Quote every line of the material beneath this one.

╔══

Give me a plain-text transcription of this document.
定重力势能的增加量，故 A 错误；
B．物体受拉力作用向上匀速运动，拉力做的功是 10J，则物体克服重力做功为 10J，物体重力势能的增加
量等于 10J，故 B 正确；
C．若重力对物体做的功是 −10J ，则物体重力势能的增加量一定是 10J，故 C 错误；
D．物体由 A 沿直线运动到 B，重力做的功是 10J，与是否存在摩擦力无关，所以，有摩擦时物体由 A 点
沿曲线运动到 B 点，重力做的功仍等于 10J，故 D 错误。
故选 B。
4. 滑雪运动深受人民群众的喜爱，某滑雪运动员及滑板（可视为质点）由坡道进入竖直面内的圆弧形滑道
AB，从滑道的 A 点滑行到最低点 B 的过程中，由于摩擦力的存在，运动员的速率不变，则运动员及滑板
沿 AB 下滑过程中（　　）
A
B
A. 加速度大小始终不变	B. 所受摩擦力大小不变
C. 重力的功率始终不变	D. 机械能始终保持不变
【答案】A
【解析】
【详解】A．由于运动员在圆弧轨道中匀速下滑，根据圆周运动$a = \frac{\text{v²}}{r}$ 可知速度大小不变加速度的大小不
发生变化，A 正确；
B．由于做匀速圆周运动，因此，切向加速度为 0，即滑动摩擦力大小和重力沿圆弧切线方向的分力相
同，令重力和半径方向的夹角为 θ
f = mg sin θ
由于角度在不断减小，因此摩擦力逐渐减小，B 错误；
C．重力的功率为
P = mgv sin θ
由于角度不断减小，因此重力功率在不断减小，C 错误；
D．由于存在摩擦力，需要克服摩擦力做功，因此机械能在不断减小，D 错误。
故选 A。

╚══

Output of the exercise:
Give me a plain-text transcription of this document.
定重力势能的增加量，故 A 错误；
B．物体受拉力作用向上匀速运动，拉力做的功是 10J，则物体克服重力做功为 10J，物体重力势能的增加
量等于 10J，故 B 正确；
C．若重力对物体做的功是 −10J ，则物体重力势能的增加量一定是 10J，故 C 错误；
D．物体由 A 沿直线运动到 B，重力做的功是 10J，与是否存在摩擦力无关，所以，有摩擦时物体由 A 点
沿曲线运动到 B 点，重力做的功仍等于 10J，故 D 错误。
故选 B。
4. 滑雪运动深受人民群众的喜爱，某滑雪运动员及滑板（可视为质点）由坡道进入竖直面内的圆弧形滑道
AB，从滑道的 A 点滑行到最低点 B 的过程中，由于摩擦力的存在，运动员的速率不变，则运动员及滑板
沿 AB 下滑过程中（　　）
A
B
A. 加速度大小始终不变	B. 所受摩擦力大小不变
C. 重力的功率始终不变	D. 机械能始终保持不变
【答案】A
【解析】
【详解】A．由于运动员在圆弧轨道中匀速下滑，根据圆周运动$a = \frac{\text{v²}}{r}$ 可知速度大小不变加速度的大小不
发生变化，A 正确；
B．由于做匀速圆周运动，因此，切向加速度为 0，即滑动摩擦力大小和重力沿圆弧切线方向的分力相
同，令重力和半径方向的夹角为 θ
f = mg sin θ
由于角度在不断减小，因此摩擦力逐渐减小，B 错误；
C．重力的功率为
P = mgv sin θ
由于角度不断减小，因此重力功率在不断减小，C 错误；
D．由于存在摩擦力，需要克服摩擦力做功，因此机械能在不断减小，D 错误。
故选 A。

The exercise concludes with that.